◆ WORK TO BE COMPLETED
Pull out every line below containing the word "Initial".

◆ RECORDS PROVIDED

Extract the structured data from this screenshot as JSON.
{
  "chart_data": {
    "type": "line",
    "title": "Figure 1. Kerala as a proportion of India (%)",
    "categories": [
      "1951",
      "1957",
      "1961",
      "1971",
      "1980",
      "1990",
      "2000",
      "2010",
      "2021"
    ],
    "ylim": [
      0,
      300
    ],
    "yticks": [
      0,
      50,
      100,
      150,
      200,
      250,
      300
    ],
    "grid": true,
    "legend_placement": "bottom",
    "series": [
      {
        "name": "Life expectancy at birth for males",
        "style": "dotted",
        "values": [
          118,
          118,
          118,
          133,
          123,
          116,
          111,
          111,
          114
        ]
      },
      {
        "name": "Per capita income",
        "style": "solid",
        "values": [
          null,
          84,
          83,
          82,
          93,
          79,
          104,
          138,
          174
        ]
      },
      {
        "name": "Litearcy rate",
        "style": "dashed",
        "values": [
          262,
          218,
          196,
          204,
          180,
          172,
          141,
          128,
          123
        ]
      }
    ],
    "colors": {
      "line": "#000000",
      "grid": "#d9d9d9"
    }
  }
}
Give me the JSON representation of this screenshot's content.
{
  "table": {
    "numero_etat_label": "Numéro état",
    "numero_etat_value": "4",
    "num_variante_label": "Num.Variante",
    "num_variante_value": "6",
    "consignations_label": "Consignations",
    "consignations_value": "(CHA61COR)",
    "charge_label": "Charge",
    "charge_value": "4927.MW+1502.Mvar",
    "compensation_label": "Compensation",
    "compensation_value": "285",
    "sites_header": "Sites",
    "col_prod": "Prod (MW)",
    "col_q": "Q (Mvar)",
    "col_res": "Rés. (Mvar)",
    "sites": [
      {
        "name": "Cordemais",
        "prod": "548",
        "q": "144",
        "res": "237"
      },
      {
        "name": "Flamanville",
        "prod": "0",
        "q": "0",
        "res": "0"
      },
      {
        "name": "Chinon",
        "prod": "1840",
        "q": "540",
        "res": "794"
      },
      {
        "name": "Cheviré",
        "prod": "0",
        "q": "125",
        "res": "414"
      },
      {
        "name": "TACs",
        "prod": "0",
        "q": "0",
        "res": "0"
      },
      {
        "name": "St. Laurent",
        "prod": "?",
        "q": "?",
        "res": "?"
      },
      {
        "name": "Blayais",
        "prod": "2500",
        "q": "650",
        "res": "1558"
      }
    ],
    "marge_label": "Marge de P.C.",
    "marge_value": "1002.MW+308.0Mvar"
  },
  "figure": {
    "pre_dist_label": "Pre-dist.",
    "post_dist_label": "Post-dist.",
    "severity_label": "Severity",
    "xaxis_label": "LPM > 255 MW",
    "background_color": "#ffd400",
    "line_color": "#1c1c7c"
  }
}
* * *
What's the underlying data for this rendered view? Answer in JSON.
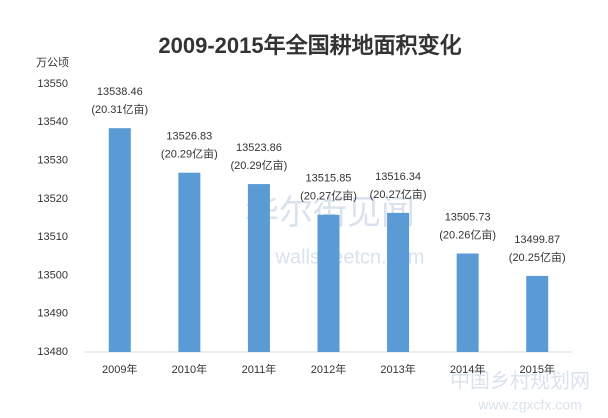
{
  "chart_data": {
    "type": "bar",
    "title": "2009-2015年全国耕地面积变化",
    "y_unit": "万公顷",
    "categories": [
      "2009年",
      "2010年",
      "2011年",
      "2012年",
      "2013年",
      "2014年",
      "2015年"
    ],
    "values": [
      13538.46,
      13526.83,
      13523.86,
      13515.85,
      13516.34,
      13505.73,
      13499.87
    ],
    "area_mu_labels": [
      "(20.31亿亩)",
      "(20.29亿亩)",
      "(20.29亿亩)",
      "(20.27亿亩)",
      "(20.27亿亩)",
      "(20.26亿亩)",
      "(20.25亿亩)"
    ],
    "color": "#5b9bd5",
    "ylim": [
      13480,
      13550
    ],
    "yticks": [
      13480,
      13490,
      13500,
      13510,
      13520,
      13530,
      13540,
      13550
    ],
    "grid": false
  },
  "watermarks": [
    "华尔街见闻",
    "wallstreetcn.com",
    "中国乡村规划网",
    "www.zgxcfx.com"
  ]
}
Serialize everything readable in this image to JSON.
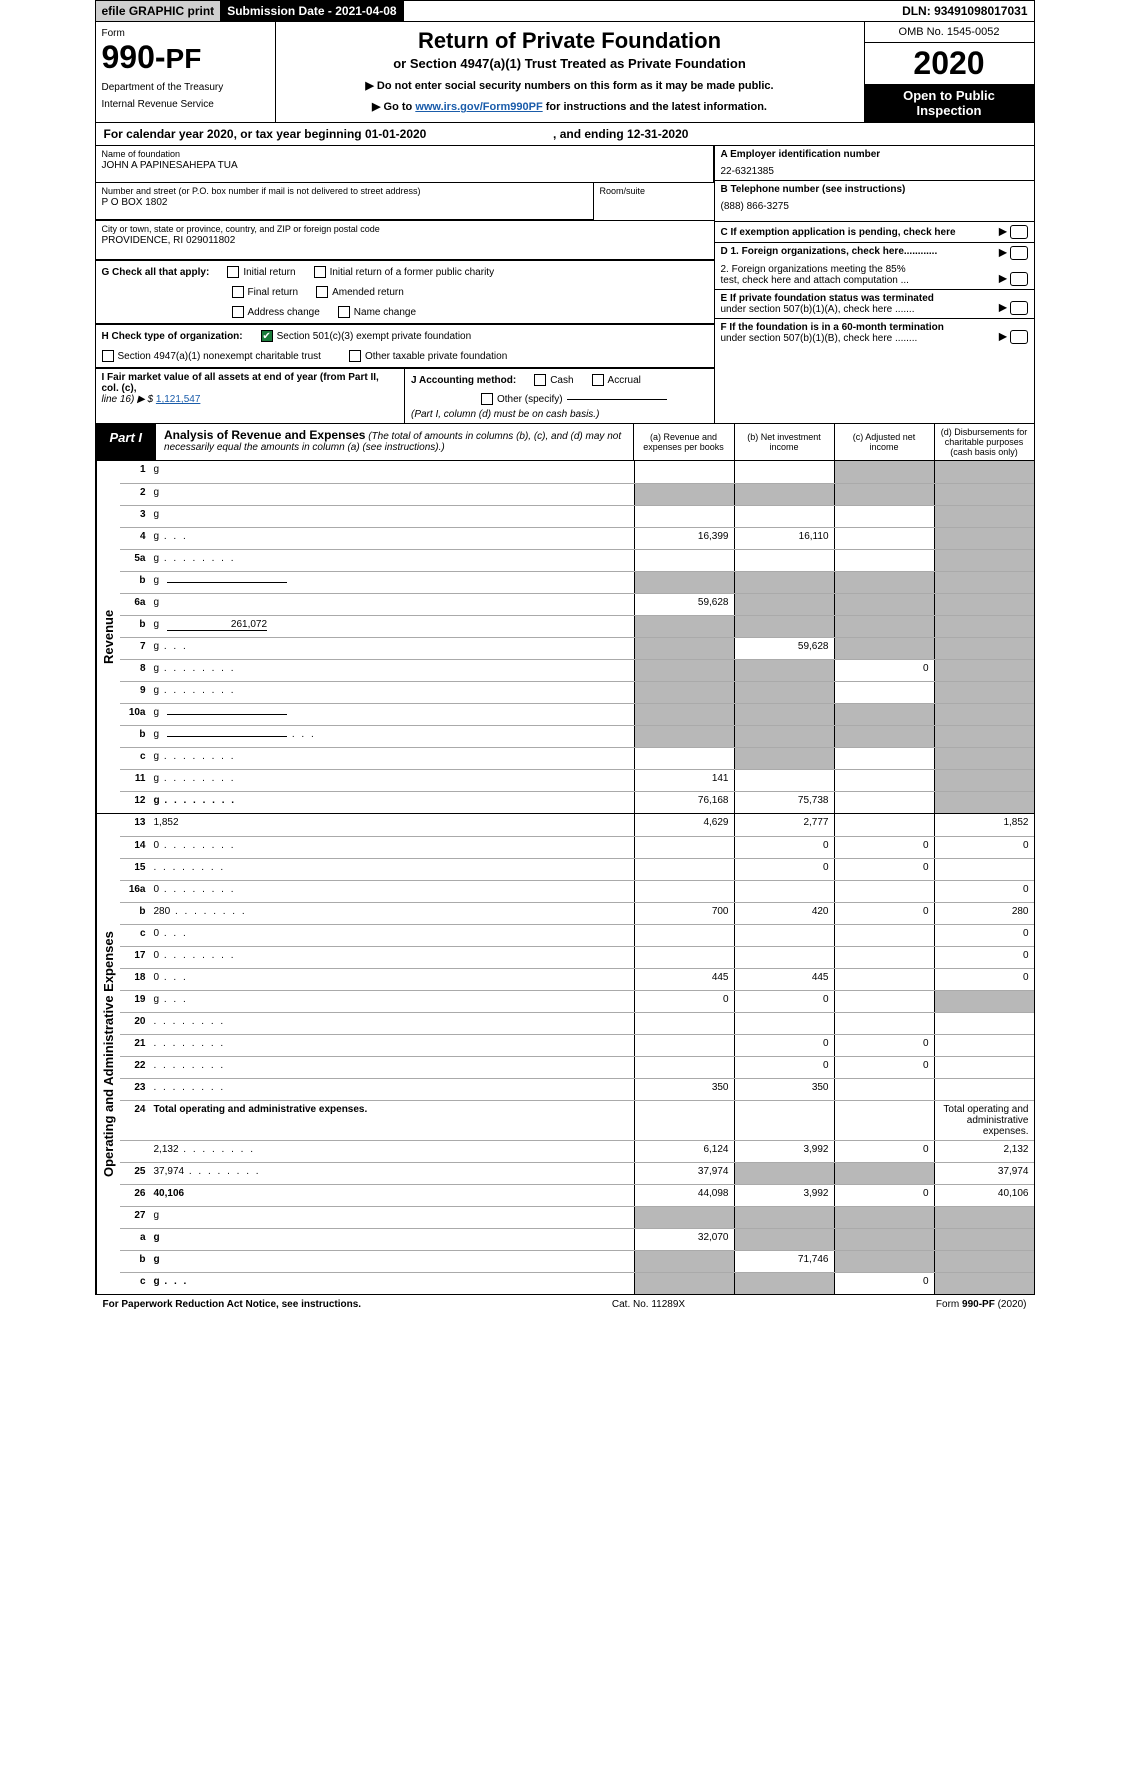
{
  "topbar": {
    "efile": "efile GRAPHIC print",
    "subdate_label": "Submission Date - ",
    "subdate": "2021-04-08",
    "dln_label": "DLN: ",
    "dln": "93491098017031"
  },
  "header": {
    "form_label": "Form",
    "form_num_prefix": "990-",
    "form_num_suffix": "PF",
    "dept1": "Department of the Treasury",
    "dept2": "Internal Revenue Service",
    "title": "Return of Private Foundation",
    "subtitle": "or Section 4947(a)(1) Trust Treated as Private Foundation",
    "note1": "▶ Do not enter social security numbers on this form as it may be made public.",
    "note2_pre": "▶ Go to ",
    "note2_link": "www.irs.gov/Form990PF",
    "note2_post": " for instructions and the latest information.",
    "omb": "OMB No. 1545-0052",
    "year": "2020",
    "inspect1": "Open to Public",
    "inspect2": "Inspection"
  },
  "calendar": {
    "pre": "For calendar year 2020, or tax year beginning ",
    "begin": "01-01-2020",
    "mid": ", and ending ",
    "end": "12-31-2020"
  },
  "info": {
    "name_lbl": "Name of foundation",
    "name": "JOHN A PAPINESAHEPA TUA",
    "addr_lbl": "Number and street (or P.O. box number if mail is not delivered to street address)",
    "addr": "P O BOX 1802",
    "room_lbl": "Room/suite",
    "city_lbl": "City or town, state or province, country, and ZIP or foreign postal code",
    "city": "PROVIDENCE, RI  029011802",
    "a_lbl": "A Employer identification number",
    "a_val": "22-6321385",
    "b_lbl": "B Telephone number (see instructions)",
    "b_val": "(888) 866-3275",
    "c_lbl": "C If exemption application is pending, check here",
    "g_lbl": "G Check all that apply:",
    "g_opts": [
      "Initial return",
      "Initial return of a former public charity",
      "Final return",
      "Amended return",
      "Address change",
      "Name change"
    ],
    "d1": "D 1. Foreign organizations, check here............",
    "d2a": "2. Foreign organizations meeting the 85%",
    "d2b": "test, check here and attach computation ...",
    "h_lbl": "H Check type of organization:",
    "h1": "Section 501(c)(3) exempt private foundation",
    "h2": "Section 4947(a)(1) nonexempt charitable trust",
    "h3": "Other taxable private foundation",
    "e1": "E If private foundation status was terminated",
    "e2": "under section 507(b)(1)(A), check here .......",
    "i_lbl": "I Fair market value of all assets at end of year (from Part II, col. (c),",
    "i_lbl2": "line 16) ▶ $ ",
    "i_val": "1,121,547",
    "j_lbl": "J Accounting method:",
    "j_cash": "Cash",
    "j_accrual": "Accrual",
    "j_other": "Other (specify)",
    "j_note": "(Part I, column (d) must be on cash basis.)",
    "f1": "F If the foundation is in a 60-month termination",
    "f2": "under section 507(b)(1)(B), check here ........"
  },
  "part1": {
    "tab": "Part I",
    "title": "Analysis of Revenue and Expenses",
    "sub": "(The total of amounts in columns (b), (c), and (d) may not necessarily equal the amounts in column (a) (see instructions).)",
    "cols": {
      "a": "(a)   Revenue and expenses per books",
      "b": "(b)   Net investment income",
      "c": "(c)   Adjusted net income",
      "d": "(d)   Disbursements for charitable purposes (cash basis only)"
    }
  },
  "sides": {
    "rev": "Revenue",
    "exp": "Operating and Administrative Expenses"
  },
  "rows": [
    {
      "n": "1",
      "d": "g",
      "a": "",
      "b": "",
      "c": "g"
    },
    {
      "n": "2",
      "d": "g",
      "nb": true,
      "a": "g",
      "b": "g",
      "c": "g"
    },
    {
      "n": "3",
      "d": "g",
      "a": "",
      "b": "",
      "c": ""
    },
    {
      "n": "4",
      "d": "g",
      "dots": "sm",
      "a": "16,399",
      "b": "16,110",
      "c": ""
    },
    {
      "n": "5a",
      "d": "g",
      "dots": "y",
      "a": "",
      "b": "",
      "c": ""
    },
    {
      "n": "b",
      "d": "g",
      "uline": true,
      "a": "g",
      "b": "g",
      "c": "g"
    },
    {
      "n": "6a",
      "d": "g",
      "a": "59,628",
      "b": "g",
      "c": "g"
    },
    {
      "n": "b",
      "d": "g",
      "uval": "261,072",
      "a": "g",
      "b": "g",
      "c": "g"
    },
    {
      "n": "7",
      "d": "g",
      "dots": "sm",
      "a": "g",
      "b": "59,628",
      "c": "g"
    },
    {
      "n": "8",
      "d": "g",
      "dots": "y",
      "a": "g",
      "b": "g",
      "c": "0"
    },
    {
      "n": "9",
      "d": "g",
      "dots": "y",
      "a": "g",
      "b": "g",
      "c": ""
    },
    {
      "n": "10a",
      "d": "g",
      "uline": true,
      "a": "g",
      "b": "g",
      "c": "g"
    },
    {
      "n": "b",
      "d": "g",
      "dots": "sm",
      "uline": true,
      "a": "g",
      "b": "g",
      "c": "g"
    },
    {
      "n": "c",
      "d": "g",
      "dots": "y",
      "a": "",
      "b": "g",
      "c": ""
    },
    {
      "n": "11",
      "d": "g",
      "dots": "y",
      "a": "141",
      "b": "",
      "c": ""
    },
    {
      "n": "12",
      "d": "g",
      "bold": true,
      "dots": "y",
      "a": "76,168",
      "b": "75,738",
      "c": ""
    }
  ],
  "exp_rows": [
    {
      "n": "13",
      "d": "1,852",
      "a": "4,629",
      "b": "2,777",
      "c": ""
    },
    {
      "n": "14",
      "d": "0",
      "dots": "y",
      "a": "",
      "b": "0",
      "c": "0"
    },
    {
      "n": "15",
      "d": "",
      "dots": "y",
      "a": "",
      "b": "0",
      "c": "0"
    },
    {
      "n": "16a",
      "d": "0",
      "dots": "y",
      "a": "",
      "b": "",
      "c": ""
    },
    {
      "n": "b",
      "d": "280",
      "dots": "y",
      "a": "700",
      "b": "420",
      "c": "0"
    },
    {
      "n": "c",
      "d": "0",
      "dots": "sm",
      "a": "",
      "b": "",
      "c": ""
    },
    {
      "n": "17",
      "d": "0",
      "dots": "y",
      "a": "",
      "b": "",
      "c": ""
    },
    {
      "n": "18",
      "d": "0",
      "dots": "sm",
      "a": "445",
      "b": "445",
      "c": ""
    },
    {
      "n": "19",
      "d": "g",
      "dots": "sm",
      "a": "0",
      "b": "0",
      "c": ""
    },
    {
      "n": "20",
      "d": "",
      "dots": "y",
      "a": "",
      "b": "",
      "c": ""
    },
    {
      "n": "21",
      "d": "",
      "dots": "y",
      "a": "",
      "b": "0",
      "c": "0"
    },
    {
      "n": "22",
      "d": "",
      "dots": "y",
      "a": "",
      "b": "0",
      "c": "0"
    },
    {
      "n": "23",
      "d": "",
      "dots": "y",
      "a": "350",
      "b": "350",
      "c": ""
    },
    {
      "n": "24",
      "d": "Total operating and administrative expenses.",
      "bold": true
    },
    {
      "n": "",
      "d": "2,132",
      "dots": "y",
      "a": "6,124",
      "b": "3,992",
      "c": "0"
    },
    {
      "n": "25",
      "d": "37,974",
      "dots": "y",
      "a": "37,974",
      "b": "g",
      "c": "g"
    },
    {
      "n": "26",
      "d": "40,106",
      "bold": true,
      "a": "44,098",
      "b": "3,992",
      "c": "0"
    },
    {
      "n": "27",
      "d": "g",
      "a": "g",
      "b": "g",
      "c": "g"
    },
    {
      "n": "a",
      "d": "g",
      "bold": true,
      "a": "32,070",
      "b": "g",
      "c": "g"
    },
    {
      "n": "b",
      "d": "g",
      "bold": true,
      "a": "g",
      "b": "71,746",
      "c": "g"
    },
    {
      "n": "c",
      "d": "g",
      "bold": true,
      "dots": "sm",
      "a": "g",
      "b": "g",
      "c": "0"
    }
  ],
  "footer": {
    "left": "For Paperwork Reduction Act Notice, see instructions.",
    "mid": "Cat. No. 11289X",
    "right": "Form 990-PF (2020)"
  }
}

◆ EXERCISE ANSWER
      "Initial return",
      "Initial return of a former public charity",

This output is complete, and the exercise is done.